Exercise directions
All entries should be output exactly as they stand.

Material for this exercise
......
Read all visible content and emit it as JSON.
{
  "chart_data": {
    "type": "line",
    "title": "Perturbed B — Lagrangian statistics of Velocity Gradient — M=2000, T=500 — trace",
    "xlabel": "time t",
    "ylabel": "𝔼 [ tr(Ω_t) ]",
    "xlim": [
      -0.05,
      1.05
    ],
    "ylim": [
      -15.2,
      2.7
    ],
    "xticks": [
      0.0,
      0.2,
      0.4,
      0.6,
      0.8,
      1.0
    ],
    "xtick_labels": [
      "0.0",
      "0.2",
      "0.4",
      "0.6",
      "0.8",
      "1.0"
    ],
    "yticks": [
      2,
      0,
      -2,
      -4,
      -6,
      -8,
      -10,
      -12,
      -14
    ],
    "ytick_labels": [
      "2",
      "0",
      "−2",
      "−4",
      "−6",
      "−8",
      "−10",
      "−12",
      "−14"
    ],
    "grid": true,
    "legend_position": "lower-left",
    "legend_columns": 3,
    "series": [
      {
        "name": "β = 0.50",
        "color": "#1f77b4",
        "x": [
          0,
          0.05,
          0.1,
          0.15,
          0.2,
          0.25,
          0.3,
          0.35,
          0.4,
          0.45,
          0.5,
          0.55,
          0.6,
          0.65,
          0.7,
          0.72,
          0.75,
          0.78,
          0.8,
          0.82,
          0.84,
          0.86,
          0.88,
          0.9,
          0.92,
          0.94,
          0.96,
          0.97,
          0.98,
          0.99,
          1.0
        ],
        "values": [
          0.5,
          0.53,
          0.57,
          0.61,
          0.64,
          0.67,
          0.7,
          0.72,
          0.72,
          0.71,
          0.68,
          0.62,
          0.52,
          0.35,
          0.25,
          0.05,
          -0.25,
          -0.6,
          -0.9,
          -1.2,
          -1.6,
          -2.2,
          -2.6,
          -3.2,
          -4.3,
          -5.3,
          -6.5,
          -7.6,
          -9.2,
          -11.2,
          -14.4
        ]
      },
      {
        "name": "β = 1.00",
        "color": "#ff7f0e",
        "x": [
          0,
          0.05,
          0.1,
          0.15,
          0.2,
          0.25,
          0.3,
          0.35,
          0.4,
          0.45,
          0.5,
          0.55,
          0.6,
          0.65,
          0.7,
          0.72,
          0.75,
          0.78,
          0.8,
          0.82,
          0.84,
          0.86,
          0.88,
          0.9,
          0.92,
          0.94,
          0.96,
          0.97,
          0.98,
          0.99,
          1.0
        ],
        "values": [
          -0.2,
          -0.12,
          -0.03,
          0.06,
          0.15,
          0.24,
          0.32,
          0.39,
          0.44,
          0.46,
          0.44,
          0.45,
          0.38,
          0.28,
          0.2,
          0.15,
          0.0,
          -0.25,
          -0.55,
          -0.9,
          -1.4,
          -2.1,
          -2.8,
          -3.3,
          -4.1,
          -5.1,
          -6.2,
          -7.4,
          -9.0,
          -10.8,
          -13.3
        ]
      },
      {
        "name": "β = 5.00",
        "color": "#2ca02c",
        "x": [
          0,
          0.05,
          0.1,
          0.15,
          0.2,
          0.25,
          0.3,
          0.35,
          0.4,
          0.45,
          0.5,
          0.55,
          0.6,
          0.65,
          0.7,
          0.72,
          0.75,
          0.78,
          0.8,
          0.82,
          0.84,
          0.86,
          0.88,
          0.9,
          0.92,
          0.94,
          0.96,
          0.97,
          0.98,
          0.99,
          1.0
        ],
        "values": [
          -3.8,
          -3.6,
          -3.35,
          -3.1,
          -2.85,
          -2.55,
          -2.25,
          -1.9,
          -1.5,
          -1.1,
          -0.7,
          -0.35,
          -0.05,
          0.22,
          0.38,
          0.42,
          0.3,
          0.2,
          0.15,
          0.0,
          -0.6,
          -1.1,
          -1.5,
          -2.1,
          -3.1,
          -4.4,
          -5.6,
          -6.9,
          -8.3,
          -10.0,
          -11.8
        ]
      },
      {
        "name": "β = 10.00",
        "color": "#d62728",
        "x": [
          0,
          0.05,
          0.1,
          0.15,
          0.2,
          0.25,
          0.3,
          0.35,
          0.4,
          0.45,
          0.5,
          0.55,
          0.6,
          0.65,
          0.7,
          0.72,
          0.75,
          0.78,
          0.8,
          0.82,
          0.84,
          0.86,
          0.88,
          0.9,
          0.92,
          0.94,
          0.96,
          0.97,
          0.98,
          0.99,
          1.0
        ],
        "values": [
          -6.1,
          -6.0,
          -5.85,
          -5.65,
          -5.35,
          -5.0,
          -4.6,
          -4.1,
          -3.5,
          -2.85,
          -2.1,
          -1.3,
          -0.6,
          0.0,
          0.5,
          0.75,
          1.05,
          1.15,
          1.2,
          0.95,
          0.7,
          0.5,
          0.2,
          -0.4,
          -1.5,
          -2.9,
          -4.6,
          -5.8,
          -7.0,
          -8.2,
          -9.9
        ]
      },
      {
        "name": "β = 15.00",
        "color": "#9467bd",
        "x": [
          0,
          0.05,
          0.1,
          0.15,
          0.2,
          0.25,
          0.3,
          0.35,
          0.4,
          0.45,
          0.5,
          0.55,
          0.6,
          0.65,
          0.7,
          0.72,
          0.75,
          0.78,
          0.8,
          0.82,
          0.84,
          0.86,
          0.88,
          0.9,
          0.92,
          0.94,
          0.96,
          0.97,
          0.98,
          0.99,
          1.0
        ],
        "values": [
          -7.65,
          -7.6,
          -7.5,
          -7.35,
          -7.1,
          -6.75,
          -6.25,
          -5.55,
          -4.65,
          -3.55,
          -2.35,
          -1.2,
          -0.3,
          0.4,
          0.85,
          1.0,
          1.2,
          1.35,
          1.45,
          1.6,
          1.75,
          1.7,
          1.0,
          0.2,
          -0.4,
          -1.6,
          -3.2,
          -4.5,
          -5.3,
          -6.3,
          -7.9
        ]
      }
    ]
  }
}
......
Result
Read all visible content and emit it as JSON.
{
  "chart_data": {
    "type": "line",
    "title": "Perturbed B — Lagrangian statistics of Velocity Gradient — M=2000, T=500 — trace",
    "xlabel": "time t",
    "ylabel": "𝔼 [ tr(Ω_t) ]",
    "xlim": [
      -0.05,
      1.05
    ],
    "ylim": [
      -15.2,
      2.7
    ],
    "xticks": [
      0.0,
      0.2,
      0.4,
      0.6,
      0.8,
      1.0
    ],
    "xtick_labels": [
      "0.0",
      "0.2",
      "0.4",
      "0.6",
      "0.8",
      "1.0"
    ],
    "yticks": [
      2,
      0,
      -2,
      -4,
      -6,
      -8,
      -10,
      -12,
      -14
    ],
    "ytick_labels": [
      "2",
      "0",
      "−2",
      "−4",
      "−6",
      "−8",
      "−10",
      "−12",
      "−14"
    ],
    "grid": true,
    "legend_position": "lower-left",
    "legend_columns": 3,
    "series": [
      {
        "name": "β = 0.50",
        "color": "#1f77b4",
        "x": [
          0,
          0.05,
          0.1,
          0.15,
          0.2,
          0.25,
          0.3,
          0.35,
          0.4,
          0.45,
          0.5,
          0.55,
          0.6,
          0.65,
          0.7,
          0.72,
          0.75,
          0.78,
          0.8,
          0.82,
          0.84,
          0.86,
          0.88,
          0.9,
          0.92,
          0.94,
          0.96,
          0.97,
          0.98,
          0.99,
          1.0
        ],
        "values": [
          0.5,
          0.53,
          0.57,
          0.61,
          0.64,
          0.67,
          0.7,
          0.72,
          0.72,
          0.71,
          0.68,
          0.62,
          0.52,
          0.35,
          0.25,
          0.05,
          -0.25,
          -0.6,
          -0.9,
          -1.2,
          -1.6,
          -2.2,
          -2.6,
          -3.2,
          -4.3,
          -5.3,
          -6.5,
          -7.6,
          -9.2,
          -11.2,
          -14.4
        ]
      },
      {
        "name": "β = 1.00",
        "color": "#ff7f0e",
        "x": [
          0,
          0.05,
          0.1,
          0.15,
          0.2,
          0.25,
          0.3,
          0.35,
          0.4,
          0.45,
          0.5,
          0.55,
          0.6,
          0.65,
          0.7,
          0.72,
          0.75,
          0.78,
          0.8,
          0.82,
          0.84,
          0.86,
          0.88,
          0.9,
          0.92,
          0.94,
          0.96,
          0.97,
          0.98,
          0.99,
          1.0
        ],
        "values": [
          -0.2,
          -0.12,
          -0.03,
          0.06,
          0.15,
          0.24,
          0.32,
          0.39,
          0.44,
          0.46,
          0.44,
          0.45,
          0.38,
          0.28,
          0.2,
          0.15,
          0.0,
          -0.25,
          -0.55,
          -0.9,
          -1.4,
          -2.1,
          -2.8,
          -3.3,
          -4.1,
          -5.1,
          -6.2,
          -7.4,
          -9.0,
          -10.8,
          -13.3
        ]
      },
      {
        "name": "β = 5.00",
        "color": "#2ca02c",
        "x": [
          0,
          0.05,
          0.1,
          0.15,
          0.2,
          0.25,
          0.3,
          0.35,
          0.4,
          0.45,
          0.5,
          0.55,
          0.6,
          0.65,
          0.7,
          0.72,
          0.75,
          0.78,
          0.8,
          0.82,
          0.84,
          0.86,
          0.88,
          0.9,
          0.92,
          0.94,
          0.96,
          0.97,
          0.98,
          0.99,
          1.0
        ],
        "values": [
          -3.8,
          -3.6,
          -3.35,
          -3.1,
          -2.85,
          -2.55,
          -2.25,
          -1.9,
          -1.5,
          -1.1,
          -0.7,
          -0.35,
          -0.05,
          0.22,
          0.38,
          0.42,
          0.3,
          0.2,
          0.15,
          0.0,
          -0.6,
          -1.1,
          -1.5,
          -2.1,
          -3.1,
          -4.4,
          -5.6,
          -6.9,
          -8.3,
          -10.0,
          -11.8
        ]
      },
      {
        "name": "β = 10.00",
        "color": "#d62728",
        "x": [
          0,
          0.05,
          0.1,
          0.15,
          0.2,
          0.25,
          0.3,
          0.35,
          0.4,
          0.45,
          0.5,
          0.55,
          0.6,
          0.65,
          0.7,
          0.72,
          0.75,
          0.78,
          0.8,
          0.82,
          0.84,
          0.86,
          0.88,
          0.9,
          0.92,
          0.94,
          0.96,
          0.97,
          0.98,
          0.99,
          1.0
        ],
        "values": [
          -6.1,
          -6.0,
          -5.85,
          -5.65,
          -5.35,
          -5.0,
          -4.6,
          -4.1,
          -3.5,
          -2.85,
          -2.1,
          -1.3,
          -0.6,
          0.0,
          0.5,
          0.75,
          1.05,
          1.15,
          1.2,
          0.95,
          0.7,
          0.5,
          0.2,
          -0.4,
          -1.5,
          -2.9,
          -4.6,
          -5.8,
          -7.0,
          -8.2,
          -9.9
        ]
      },
      {
        "name": "β = 15.00",
        "color": "#9467bd",
        "x": [
          0,
          0.05,
          0.1,
          0.15,
          0.2,
          0.25,
          0.3,
          0.35,
          0.4,
          0.45,
          0.5,
          0.55,
          0.6,
          0.65,
          0.7,
          0.72,
          0.75,
          0.78,
          0.8,
          0.82,
          0.84,
          0.86,
          0.88,
          0.9,
          0.92,
          0.94,
          0.96,
          0.97,
          0.98,
          0.99,
          1.0
        ],
        "values": [
          -7.65,
          -7.6,
          -7.5,
          -7.35,
          -7.1,
          -6.75,
          -6.25,
          -5.55,
          -4.65,
          -3.55,
          -2.35,
          -1.2,
          -0.3,
          0.4,
          0.85,
          1.0,
          1.2,
          1.35,
          1.45,
          1.6,
          1.75,
          1.7,
          1.0,
          0.2,
          -0.4,
          -1.6,
          -3.2,
          -4.5,
          -5.3,
          -6.3,
          -7.9
        ]
      }
    ]
  }
}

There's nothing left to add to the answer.